*Short exercise*: Please retype the data in full and exactly; the pictures are not part of the copy.

--- Start of Data excerpts ---

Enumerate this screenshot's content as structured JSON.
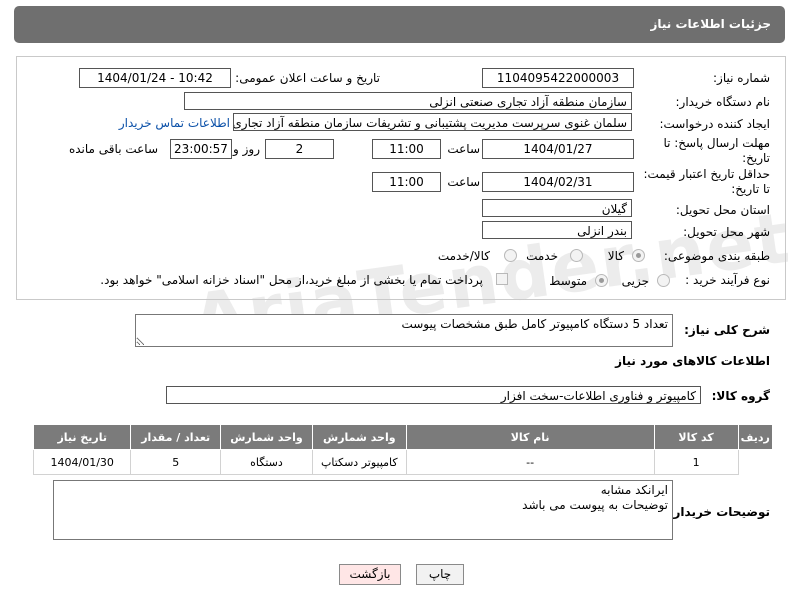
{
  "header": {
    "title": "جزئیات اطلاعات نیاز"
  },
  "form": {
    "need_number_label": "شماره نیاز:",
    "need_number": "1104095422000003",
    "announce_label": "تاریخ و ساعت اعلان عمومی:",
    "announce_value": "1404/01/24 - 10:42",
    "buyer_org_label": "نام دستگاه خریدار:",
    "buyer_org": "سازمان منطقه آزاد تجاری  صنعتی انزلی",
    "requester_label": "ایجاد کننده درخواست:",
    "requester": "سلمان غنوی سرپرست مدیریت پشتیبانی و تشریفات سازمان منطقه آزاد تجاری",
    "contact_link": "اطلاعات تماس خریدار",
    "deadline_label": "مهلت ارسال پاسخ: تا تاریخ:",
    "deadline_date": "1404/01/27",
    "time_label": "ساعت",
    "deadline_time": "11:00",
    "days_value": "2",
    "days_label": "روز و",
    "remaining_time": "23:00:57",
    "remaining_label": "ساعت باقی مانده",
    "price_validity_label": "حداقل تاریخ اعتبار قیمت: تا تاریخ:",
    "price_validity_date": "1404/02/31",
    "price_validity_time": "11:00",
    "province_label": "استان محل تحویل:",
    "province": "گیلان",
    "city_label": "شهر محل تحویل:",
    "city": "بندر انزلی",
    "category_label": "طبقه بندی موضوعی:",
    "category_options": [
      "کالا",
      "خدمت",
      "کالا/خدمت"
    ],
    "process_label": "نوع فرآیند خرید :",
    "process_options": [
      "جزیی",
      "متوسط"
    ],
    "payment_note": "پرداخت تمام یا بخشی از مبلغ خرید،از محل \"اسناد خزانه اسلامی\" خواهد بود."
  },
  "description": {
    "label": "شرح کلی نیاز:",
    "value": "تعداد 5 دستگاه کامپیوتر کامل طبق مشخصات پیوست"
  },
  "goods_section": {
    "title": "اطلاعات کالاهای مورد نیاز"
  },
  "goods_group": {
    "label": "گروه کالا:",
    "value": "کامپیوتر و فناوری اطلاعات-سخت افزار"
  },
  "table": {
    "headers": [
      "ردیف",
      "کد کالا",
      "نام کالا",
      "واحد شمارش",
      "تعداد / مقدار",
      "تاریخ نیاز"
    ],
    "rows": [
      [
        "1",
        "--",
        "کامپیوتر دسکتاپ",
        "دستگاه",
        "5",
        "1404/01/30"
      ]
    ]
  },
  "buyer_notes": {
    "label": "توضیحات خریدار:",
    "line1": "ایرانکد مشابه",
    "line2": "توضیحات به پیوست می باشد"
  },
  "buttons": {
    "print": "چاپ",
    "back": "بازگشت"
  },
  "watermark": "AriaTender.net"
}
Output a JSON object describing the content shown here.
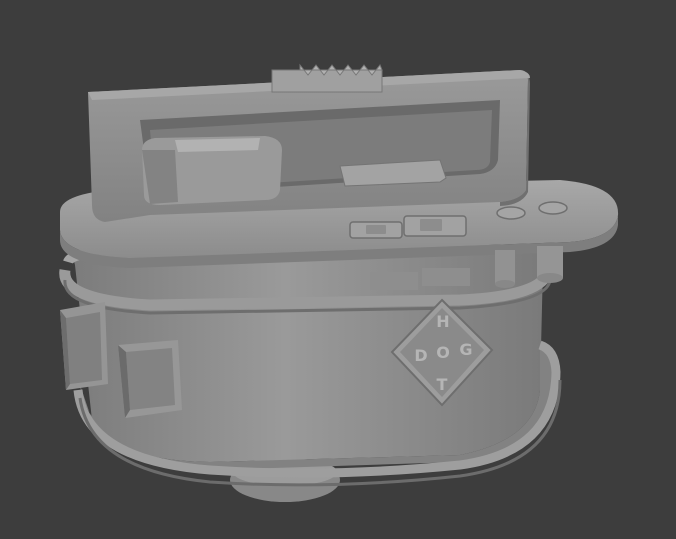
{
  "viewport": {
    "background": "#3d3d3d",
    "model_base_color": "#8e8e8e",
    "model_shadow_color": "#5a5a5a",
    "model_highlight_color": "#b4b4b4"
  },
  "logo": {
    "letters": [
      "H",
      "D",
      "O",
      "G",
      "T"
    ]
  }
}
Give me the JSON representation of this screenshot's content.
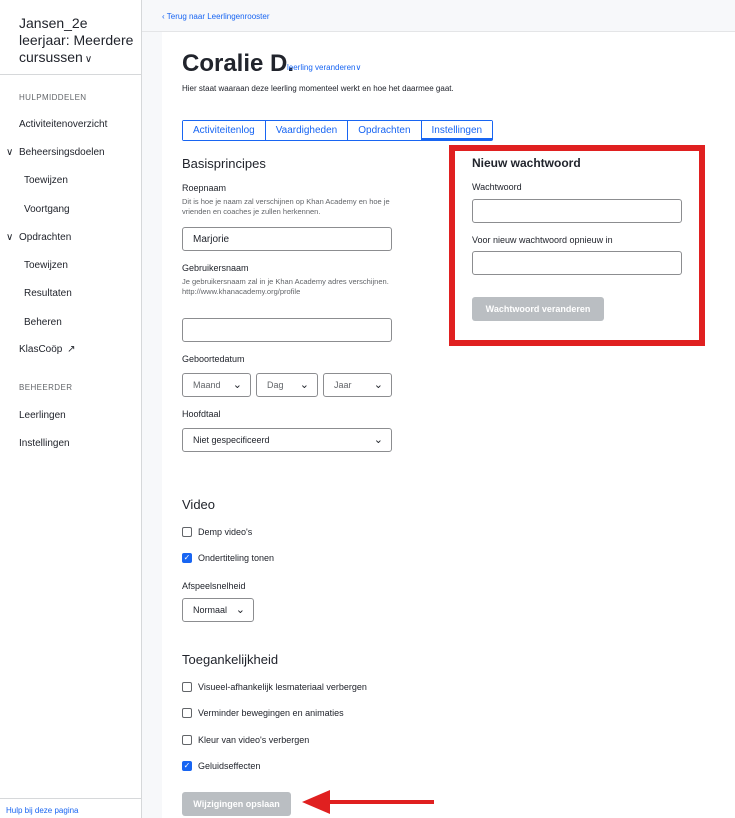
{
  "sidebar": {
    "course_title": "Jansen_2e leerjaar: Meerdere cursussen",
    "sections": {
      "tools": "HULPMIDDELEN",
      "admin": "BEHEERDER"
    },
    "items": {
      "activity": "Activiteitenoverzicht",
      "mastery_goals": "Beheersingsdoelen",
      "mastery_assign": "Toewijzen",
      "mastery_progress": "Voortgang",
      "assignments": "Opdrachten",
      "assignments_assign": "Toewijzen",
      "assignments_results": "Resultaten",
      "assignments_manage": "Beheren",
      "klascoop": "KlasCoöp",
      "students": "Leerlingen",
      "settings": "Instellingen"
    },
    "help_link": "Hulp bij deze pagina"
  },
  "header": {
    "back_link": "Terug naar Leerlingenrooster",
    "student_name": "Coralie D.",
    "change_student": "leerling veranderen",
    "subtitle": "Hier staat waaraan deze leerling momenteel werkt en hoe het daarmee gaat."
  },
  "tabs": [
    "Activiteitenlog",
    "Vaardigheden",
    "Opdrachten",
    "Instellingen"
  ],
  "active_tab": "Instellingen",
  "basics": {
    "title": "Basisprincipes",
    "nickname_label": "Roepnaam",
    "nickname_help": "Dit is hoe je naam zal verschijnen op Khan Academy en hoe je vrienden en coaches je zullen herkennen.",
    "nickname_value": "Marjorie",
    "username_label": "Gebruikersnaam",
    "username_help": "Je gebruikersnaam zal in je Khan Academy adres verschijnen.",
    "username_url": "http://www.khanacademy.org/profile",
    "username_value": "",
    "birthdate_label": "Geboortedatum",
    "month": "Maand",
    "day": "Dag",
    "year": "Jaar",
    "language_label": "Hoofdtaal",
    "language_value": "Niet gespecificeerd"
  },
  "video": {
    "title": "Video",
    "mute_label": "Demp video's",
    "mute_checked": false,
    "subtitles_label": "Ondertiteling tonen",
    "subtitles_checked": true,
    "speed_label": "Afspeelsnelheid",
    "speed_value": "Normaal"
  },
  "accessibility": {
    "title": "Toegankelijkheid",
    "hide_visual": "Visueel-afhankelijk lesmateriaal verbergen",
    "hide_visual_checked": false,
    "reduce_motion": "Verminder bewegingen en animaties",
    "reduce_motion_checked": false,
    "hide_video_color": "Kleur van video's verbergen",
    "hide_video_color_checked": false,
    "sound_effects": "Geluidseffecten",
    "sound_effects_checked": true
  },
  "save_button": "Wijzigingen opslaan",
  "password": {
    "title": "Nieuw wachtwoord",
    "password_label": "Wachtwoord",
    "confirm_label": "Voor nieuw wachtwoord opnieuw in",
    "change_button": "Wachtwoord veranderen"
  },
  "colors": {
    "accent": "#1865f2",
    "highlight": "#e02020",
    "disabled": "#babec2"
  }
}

--- End of Data excerpts ---

*Output of the task*:
Enumerate this screenshot's content as structured JSON.
{
  "header": {
    "title": "جزئیات اطلاعات نیاز"
  },
  "form": {
    "need_number_label": "شماره نیاز:",
    "need_number": "1104095422000003",
    "announce_label": "تاریخ و ساعت اعلان عمومی:",
    "announce_value": "1404/01/24 - 10:42",
    "buyer_org_label": "نام دستگاه خریدار:",
    "buyer_org": "سازمان منطقه آزاد تجاری  صنعتی انزلی",
    "requester_label": "ایجاد کننده درخواست:",
    "requester": "سلمان غنوی سرپرست مدیریت پشتیبانی و تشریفات سازمان منطقه آزاد تجاری",
    "contact_link": "اطلاعات تماس خریدار",
    "deadline_label": "مهلت ارسال پاسخ: تا تاریخ:",
    "deadline_date": "1404/01/27",
    "time_label": "ساعت",
    "deadline_time": "11:00",
    "days_value": "2",
    "days_label": "روز و",
    "remaining_time": "23:00:57",
    "remaining_label": "ساعت باقی مانده",
    "price_validity_label": "حداقل تاریخ اعتبار قیمت: تا تاریخ:",
    "price_validity_date": "1404/02/31",
    "price_validity_time": "11:00",
    "province_label": "استان محل تحویل:",
    "province": "گیلان",
    "city_label": "شهر محل تحویل:",
    "city": "بندر انزلی",
    "category_label": "طبقه بندی موضوعی:",
    "category_options": [
      "کالا",
      "خدمت",
      "کالا/خدمت"
    ],
    "process_label": "نوع فرآیند خرید :",
    "process_options": [
      "جزیی",
      "متوسط"
    ],
    "payment_note": "پرداخت تمام یا بخشی از مبلغ خرید،از محل \"اسناد خزانه اسلامی\" خواهد بود."
  },
  "description": {
    "label": "شرح کلی نیاز:",
    "value": "تعداد 5 دستگاه کامپیوتر کامل طبق مشخصات پیوست"
  },
  "goods_section": {
    "title": "اطلاعات کالاهای مورد نیاز"
  },
  "goods_group": {
    "label": "گروه کالا:",
    "value": "کامپیوتر و فناوری اطلاعات-سخت افزار"
  },
  "table": {
    "headers": [
      "ردیف",
      "کد کالا",
      "نام کالا",
      "واحد شمارش",
      "تعداد / مقدار",
      "تاریخ نیاز"
    ],
    "rows": [
      [
        "1",
        "--",
        "کامپیوتر دسکتاپ",
        "دستگاه",
        "5",
        "1404/01/30"
      ]
    ]
  },
  "buyer_notes": {
    "label": "توضیحات خریدار:",
    "line1": "ایرانکد مشابه",
    "line2": "توضیحات به پیوست می باشد"
  },
  "buttons": {
    "print": "چاپ",
    "back": "بازگشت"
  },
  "watermark": "AriaTender.net"
}
Output a JSON object describing the content shown here.
{
  "viewport": {
    "background": "#3d3d3d",
    "model_base_color": "#8e8e8e",
    "model_shadow_color": "#5a5a5a",
    "model_highlight_color": "#b4b4b4"
  },
  "logo": {
    "letters": [
      "H",
      "D",
      "O",
      "G",
      "T"
    ]
  }
}
Give me the JSON representation of this screenshot's content.
{
  "sidebar": {
    "course_title": "Jansen_2e leerjaar: Meerdere cursussen",
    "sections": {
      "tools": "HULPMIDDELEN",
      "admin": "BEHEERDER"
    },
    "items": {
      "activity": "Activiteitenoverzicht",
      "mastery_goals": "Beheersingsdoelen",
      "mastery_assign": "Toewijzen",
      "mastery_progress": "Voortgang",
      "assignments": "Opdrachten",
      "assignments_assign": "Toewijzen",
      "assignments_results": "Resultaten",
      "assignments_manage": "Beheren",
      "klascoop": "KlasCoöp",
      "students": "Leerlingen",
      "settings": "Instellingen"
    },
    "help_link": "Hulp bij deze pagina"
  },
  "header": {
    "back_link": "Terug naar Leerlingenrooster",
    "student_name": "Coralie D.",
    "change_student": "leerling veranderen",
    "subtitle": "Hier staat waaraan deze leerling momenteel werkt en hoe het daarmee gaat."
  },
  "tabs": [
    "Activiteitenlog",
    "Vaardigheden",
    "Opdrachten",
    "Instellingen"
  ],
  "active_tab": "Instellingen",
  "basics": {
    "title": "Basisprincipes",
    "nickname_label": "Roepnaam",
    "nickname_help": "Dit is hoe je naam zal verschijnen op Khan Academy en hoe je vrienden en coaches je zullen herkennen.",
    "nickname_value": "Marjorie",
    "username_label": "Gebruikersnaam",
    "username_help": "Je gebruikersnaam zal in je Khan Academy adres verschijnen.",
    "username_url": "http://www.khanacademy.org/profile",
    "username_value": "",
    "birthdate_label": "Geboortedatum",
    "month": "Maand",
    "day": "Dag",
    "year": "Jaar",
    "language_label": "Hoofdtaal",
    "language_value": "Niet gespecificeerd"
  },
  "video": {
    "title": "Video",
    "mute_label": "Demp video's",
    "mute_checked": false,
    "subtitles_label": "Ondertiteling tonen",
    "subtitles_checked": true,
    "speed_label": "Afspeelsnelheid",
    "speed_value": "Normaal"
  },
  "accessibility": {
    "title": "Toegankelijkheid",
    "hide_visual": "Visueel-afhankelijk lesmateriaal verbergen",
    "hide_visual_checked": false,
    "reduce_motion": "Verminder bewegingen en animaties",
    "reduce_motion_checked": false,
    "hide_video_color": "Kleur van video's verbergen",
    "hide_video_color_checked": false,
    "sound_effects": "Geluidseffecten",
    "sound_effects_checked": true
  },
  "save_button": "Wijzigingen opslaan",
  "password": {
    "title": "Nieuw wachtwoord",
    "password_label": "Wachtwoord",
    "confirm_label": "Voor nieuw wachtwoord opnieuw in",
    "change_button": "Wachtwoord veranderen"
  },
  "colors": {
    "accent": "#1865f2",
    "highlight": "#e02020",
    "disabled": "#babec2"
  }
}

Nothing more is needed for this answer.